↓↓↓

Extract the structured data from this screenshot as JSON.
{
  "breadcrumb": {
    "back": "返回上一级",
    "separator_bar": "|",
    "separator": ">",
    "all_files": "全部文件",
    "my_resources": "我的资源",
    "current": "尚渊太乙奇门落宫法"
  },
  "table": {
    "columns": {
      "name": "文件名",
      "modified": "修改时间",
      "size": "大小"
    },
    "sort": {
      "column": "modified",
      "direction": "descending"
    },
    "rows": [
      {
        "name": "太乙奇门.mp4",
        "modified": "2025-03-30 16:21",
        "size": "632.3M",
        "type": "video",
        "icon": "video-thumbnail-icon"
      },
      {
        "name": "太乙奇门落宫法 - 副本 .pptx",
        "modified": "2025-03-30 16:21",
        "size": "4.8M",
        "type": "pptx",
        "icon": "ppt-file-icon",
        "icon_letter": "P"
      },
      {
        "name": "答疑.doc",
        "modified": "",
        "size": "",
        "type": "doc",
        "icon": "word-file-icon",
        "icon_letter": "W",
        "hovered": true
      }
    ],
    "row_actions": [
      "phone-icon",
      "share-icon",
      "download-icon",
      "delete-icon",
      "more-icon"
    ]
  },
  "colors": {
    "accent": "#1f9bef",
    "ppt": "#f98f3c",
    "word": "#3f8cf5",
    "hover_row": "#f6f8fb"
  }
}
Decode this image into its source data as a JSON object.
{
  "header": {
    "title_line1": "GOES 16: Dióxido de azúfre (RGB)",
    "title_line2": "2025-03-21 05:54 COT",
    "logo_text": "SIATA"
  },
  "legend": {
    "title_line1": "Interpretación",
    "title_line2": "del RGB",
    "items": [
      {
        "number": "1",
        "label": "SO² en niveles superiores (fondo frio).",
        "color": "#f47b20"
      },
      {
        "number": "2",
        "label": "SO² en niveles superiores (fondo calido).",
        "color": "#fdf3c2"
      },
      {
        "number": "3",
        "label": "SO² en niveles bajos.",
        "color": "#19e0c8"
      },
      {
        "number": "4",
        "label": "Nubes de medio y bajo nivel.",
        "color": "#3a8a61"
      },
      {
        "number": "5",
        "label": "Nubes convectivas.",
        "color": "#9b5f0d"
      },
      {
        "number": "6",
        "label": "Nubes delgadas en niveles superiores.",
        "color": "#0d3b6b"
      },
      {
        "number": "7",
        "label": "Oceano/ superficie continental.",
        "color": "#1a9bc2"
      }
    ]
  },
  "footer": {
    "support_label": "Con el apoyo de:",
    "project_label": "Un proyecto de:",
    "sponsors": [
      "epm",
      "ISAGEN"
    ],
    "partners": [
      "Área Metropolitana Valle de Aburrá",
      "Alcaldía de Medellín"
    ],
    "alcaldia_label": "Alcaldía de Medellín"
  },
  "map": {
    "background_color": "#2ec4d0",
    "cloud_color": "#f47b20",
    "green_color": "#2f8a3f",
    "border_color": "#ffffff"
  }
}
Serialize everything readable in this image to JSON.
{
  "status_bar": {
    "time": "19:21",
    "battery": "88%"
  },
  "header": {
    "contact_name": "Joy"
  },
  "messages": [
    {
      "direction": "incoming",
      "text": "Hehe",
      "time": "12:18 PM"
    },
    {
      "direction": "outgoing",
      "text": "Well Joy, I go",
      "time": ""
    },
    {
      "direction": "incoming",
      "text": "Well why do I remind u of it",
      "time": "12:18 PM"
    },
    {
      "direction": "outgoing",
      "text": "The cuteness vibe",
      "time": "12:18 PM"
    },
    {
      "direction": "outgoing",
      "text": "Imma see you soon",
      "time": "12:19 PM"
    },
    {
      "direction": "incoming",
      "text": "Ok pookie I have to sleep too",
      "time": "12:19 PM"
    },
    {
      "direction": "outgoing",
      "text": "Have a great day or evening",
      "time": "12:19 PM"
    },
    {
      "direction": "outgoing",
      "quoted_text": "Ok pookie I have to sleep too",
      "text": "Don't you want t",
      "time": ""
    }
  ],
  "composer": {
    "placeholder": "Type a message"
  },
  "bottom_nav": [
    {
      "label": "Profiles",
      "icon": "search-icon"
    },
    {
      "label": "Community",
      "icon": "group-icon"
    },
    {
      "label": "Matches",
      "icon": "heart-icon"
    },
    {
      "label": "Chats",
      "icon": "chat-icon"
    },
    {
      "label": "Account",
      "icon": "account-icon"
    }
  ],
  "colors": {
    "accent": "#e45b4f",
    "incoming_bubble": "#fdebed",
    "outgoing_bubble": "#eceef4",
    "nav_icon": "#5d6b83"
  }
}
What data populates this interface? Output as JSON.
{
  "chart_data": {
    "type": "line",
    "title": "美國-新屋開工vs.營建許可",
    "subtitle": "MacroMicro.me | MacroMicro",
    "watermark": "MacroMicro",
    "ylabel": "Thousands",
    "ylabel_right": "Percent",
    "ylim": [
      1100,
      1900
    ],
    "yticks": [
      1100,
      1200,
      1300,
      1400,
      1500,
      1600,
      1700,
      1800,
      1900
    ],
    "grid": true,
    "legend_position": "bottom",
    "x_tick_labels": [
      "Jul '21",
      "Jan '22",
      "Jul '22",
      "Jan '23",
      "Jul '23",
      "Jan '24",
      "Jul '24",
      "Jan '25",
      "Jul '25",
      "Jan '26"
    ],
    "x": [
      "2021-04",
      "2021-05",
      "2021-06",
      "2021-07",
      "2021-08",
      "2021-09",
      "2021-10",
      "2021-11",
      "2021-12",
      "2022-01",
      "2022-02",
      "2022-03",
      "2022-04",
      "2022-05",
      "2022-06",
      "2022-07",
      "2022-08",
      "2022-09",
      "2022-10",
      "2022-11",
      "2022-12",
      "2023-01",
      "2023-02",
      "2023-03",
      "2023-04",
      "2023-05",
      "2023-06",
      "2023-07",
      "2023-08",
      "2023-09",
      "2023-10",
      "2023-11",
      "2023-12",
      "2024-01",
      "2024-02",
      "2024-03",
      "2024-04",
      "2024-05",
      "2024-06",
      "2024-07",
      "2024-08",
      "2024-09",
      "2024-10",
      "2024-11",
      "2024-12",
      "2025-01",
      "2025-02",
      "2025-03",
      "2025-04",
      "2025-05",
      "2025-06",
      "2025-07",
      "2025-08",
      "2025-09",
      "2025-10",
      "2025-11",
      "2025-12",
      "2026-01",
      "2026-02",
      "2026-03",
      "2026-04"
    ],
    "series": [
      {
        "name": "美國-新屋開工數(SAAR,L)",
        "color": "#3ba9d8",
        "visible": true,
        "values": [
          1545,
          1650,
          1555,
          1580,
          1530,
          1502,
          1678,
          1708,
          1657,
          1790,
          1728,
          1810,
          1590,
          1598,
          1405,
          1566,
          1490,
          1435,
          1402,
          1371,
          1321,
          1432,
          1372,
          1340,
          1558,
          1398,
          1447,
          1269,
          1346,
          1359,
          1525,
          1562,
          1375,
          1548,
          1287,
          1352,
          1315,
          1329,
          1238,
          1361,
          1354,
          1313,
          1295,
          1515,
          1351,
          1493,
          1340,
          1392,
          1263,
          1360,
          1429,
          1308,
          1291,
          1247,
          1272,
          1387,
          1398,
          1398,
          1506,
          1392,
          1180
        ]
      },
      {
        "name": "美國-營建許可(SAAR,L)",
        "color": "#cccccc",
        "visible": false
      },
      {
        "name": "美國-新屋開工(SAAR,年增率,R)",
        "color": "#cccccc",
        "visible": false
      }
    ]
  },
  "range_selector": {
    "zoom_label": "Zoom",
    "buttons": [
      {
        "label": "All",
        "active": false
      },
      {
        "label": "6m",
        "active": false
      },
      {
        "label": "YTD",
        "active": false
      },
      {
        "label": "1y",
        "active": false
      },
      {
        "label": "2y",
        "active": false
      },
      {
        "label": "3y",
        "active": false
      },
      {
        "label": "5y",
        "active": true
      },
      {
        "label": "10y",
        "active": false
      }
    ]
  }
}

↑↑↑

[Task to carry out] Read through the entries and copy each line in which "JSON" appears.

[Completed task]
Extract the structured data from this screenshot as JSON.
Decode this image into its source data as a JSON object.
Serialize everything readable in this image to JSON.
What data populates this interface? Output as JSON.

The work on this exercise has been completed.